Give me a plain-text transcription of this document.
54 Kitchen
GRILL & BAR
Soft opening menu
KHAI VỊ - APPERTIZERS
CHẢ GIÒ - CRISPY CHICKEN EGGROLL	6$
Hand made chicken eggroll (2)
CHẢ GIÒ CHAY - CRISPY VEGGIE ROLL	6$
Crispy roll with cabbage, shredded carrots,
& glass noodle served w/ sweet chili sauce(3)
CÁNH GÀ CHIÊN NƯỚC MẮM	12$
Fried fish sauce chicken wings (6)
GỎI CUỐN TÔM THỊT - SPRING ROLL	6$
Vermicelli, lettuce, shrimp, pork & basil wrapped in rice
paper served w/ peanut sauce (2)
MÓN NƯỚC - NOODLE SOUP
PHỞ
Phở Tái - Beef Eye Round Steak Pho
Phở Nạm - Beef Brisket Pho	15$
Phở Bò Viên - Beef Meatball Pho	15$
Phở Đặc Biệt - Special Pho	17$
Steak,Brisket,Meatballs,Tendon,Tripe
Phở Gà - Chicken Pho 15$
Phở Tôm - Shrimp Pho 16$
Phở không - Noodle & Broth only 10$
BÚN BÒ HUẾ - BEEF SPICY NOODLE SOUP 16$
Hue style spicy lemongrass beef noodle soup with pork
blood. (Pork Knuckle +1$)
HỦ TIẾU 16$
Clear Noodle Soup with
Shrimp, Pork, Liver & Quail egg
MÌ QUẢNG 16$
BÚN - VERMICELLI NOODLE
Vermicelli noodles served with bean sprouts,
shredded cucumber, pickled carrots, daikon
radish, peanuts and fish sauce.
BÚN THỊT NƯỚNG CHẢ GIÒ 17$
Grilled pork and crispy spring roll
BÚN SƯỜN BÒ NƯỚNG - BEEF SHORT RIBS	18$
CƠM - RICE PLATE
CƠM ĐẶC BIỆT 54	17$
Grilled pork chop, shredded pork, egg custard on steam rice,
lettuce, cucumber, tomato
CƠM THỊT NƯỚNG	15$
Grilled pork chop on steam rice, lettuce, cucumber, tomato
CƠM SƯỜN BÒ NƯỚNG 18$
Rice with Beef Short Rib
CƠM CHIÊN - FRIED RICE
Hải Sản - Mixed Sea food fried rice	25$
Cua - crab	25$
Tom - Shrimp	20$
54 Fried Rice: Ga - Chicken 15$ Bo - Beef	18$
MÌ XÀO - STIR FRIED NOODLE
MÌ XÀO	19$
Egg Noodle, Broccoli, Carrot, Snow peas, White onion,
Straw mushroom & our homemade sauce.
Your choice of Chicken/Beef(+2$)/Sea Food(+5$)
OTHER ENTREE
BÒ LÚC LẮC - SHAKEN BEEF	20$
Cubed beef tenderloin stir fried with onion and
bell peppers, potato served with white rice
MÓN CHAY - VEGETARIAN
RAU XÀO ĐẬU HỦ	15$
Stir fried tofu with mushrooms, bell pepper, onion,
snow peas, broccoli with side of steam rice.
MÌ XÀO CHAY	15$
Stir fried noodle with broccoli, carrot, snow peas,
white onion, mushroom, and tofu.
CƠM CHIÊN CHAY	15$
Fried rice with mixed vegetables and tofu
# # # #
Your objective: Restate all of the entries above precisely.

Solved problem:
Give me a plain-text transcription of this document.
54 Kitchen
GRILL & BAR
Soft opening menu
KHAI VỊ - APPERTIZERS
CHẢ GIÒ - CRISPY CHICKEN EGGROLL	6$
Hand made chicken eggroll (2)
CHẢ GIÒ CHAY - CRISPY VEGGIE ROLL	6$
Crispy roll with cabbage, shredded carrots,
& glass noodle served w/ sweet chili sauce(3)
CÁNH GÀ CHIÊN NƯỚC MẮM	12$
Fried fish sauce chicken wings (6)
GỎI CUỐN TÔM THỊT - SPRING ROLL	6$
Vermicelli, lettuce, shrimp, pork & basil wrapped in rice
paper served w/ peanut sauce (2)
MÓN NƯỚC - NOODLE SOUP
PHỞ
Phở Tái - Beef Eye Round Steak Pho
Phở Nạm - Beef Brisket Pho	15$
Phở Bò Viên - Beef Meatball Pho	15$
Phở Đặc Biệt - Special Pho	17$
Steak,Brisket,Meatballs,Tendon,Tripe
Phở Gà - Chicken Pho 15$
Phở Tôm - Shrimp Pho 16$
Phở không - Noodle & Broth only 10$
BÚN BÒ HUẾ - BEEF SPICY NOODLE SOUP 16$
Hue style spicy lemongrass beef noodle soup with pork
blood. (Pork Knuckle +1$)
HỦ TIẾU 16$
Clear Noodle Soup with
Shrimp, Pork, Liver & Quail egg
MÌ QUẢNG 16$
BÚN - VERMICELLI NOODLE
Vermicelli noodles served with bean sprouts,
shredded cucumber, pickled carrots, daikon
radish, peanuts and fish sauce.
BÚN THỊT NƯỚNG CHẢ GIÒ 17$
Grilled pork and crispy spring roll
BÚN SƯỜN BÒ NƯỚNG - BEEF SHORT RIBS	18$
CƠM - RICE PLATE
CƠM ĐẶC BIỆT 54	17$
Grilled pork chop, shredded pork, egg custard on steam rice,
lettuce, cucumber, tomato
CƠM THỊT NƯỚNG	15$
Grilled pork chop on steam rice, lettuce, cucumber, tomato
CƠM SƯỜN BÒ NƯỚNG 18$
Rice with Beef Short Rib
CƠM CHIÊN - FRIED RICE
Hải Sản - Mixed Sea food fried rice	25$
Cua - crab	25$
Tom - Shrimp	20$
54 Fried Rice: Ga - Chicken 15$ Bo - Beef	18$
MÌ XÀO - STIR FRIED NOODLE
MÌ XÀO	19$
Egg Noodle, Broccoli, Carrot, Snow peas, White onion,
Straw mushroom & our homemade sauce.
Your choice of Chicken/Beef(+2$)/Sea Food(+5$)
OTHER ENTREE
BÒ LÚC LẮC - SHAKEN BEEF	20$
Cubed beef tenderloin stir fried with onion and
bell peppers, potato served with white rice
MÓN CHAY - VEGETARIAN
RAU XÀO ĐẬU HỦ	15$
Stir fried tofu with mushrooms, bell pepper, onion,
snow peas, broccoli with side of steam rice.
MÌ XÀO CHAY	15$
Stir fried noodle with broccoli, carrot, snow peas,
white onion, mushroom, and tofu.
CƠM CHIÊN CHAY	15$
Fried rice with mixed vegetables and tofu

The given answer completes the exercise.